(Data records)

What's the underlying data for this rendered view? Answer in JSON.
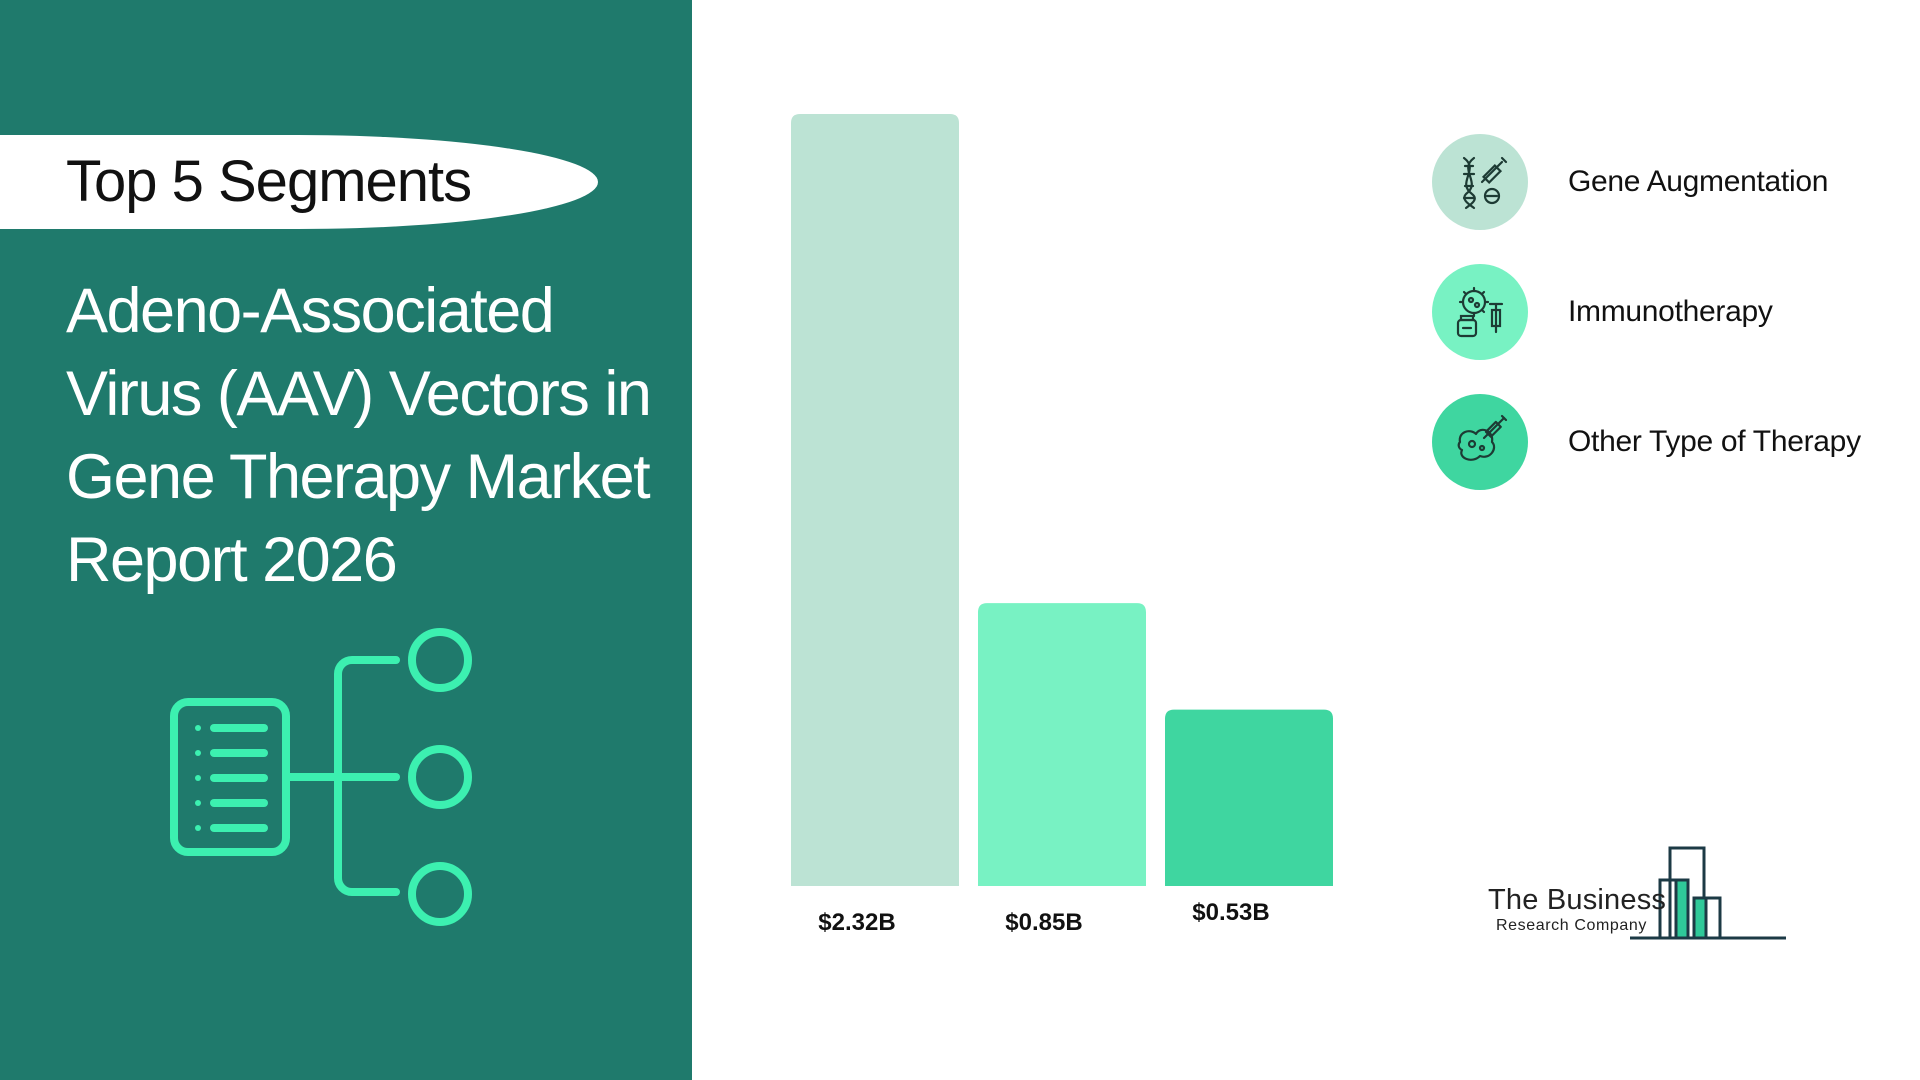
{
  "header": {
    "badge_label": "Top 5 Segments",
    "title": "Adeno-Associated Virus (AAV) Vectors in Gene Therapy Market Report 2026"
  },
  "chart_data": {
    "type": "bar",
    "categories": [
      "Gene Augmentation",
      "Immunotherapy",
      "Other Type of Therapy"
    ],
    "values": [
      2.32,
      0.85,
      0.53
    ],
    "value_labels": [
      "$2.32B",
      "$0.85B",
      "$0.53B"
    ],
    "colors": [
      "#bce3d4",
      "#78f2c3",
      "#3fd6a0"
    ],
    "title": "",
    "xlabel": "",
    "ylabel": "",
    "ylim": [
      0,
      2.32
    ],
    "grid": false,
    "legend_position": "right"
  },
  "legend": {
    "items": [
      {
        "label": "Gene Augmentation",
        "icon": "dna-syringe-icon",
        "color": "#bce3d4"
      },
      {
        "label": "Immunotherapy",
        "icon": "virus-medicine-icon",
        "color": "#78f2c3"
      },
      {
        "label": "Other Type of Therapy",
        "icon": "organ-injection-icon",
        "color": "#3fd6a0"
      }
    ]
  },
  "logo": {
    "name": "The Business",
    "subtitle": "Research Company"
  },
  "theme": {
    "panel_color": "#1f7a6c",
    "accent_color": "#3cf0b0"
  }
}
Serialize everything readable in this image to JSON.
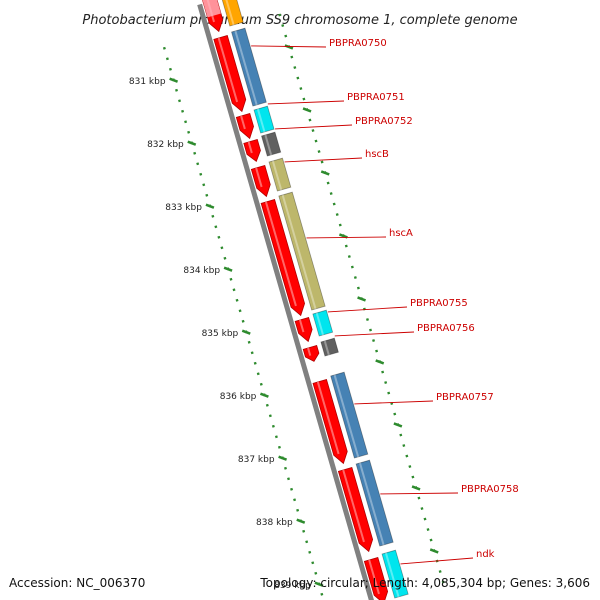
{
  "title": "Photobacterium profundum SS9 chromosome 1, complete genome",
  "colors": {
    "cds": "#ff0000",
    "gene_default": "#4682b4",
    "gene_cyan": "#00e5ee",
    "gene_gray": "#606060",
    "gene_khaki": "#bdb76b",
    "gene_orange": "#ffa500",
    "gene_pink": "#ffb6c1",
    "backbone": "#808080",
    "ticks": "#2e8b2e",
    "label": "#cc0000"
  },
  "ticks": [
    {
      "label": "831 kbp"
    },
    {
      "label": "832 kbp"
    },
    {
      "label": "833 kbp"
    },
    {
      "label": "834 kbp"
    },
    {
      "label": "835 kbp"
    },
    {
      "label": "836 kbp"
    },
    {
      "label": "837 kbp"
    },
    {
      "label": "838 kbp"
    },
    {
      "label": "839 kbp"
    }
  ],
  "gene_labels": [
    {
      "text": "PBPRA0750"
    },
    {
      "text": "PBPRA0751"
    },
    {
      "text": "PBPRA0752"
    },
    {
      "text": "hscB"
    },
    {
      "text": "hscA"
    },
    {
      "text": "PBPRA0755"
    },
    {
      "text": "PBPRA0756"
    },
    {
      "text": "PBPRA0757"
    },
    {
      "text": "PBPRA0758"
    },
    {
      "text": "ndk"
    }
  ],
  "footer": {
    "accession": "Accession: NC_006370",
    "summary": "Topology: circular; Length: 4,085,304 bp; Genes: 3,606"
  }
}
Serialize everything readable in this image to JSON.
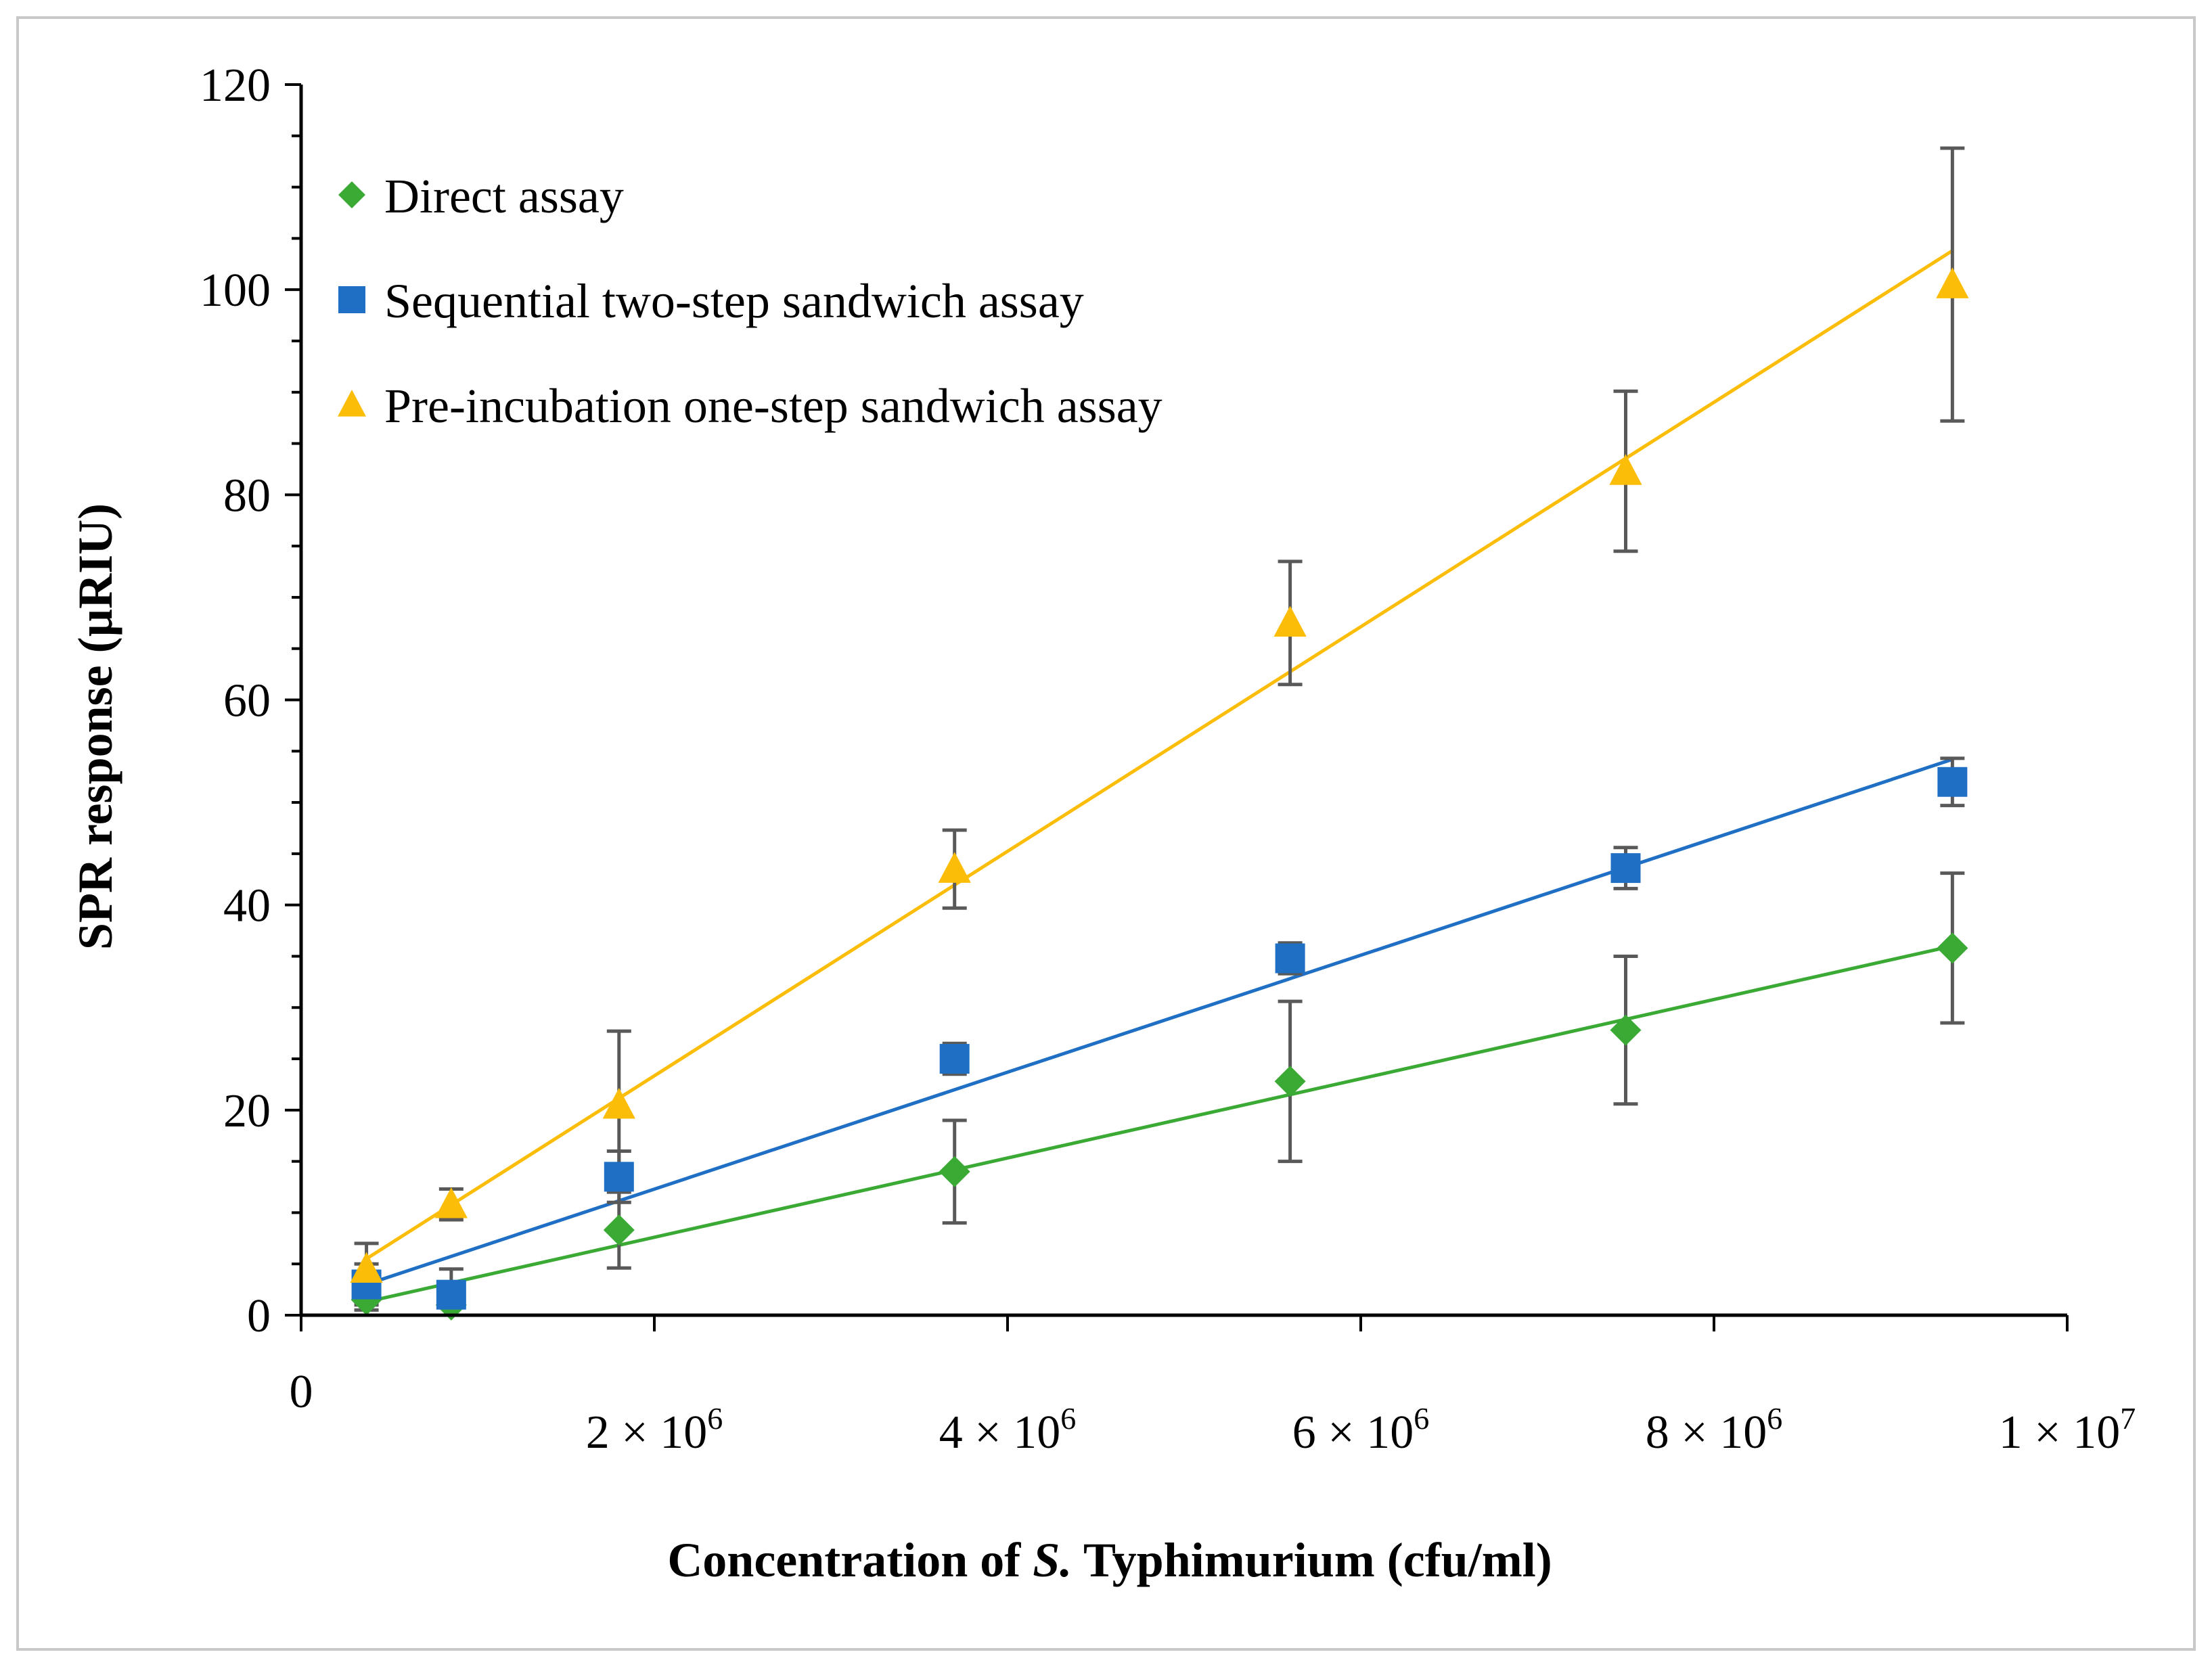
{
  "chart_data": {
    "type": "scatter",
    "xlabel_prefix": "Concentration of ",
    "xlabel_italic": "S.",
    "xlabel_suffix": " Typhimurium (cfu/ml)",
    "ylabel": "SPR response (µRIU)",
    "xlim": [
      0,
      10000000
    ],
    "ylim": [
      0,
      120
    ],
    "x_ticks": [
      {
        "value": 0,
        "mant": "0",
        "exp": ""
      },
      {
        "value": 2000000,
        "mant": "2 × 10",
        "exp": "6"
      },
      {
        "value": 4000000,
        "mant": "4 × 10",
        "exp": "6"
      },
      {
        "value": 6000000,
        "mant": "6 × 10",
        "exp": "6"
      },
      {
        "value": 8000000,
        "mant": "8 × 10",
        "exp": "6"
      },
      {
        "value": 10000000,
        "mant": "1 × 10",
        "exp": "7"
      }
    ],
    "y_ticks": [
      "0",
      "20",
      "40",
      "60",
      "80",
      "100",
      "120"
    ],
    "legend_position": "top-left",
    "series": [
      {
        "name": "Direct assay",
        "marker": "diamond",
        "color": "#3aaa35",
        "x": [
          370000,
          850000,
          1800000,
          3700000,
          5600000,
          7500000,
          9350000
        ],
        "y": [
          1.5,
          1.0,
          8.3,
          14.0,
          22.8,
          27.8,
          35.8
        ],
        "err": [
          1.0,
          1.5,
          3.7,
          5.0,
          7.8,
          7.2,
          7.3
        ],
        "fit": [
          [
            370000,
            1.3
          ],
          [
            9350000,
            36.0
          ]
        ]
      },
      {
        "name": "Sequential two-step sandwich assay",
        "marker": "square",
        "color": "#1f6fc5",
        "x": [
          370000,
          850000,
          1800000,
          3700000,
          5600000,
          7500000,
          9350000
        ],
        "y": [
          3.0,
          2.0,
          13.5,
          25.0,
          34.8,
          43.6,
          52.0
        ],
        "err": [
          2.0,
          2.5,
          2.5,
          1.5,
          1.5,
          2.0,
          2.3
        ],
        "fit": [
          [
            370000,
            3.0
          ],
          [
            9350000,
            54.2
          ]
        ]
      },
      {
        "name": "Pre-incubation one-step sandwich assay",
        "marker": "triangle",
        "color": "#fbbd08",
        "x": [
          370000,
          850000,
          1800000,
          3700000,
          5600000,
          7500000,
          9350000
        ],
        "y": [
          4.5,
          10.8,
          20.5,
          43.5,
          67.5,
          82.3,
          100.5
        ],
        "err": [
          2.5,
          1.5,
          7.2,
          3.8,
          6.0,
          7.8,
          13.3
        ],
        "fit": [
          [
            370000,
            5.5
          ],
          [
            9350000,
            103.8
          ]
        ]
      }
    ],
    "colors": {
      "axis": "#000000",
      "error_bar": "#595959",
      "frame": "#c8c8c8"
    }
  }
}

(End Data records)

#### Required work
From the data, list each line in which the string "icon" appears.

#### Written response
        "icon": "dna-syringe-icon",
        "icon": "virus-medicine-icon",
        "icon": "organ-injection-icon",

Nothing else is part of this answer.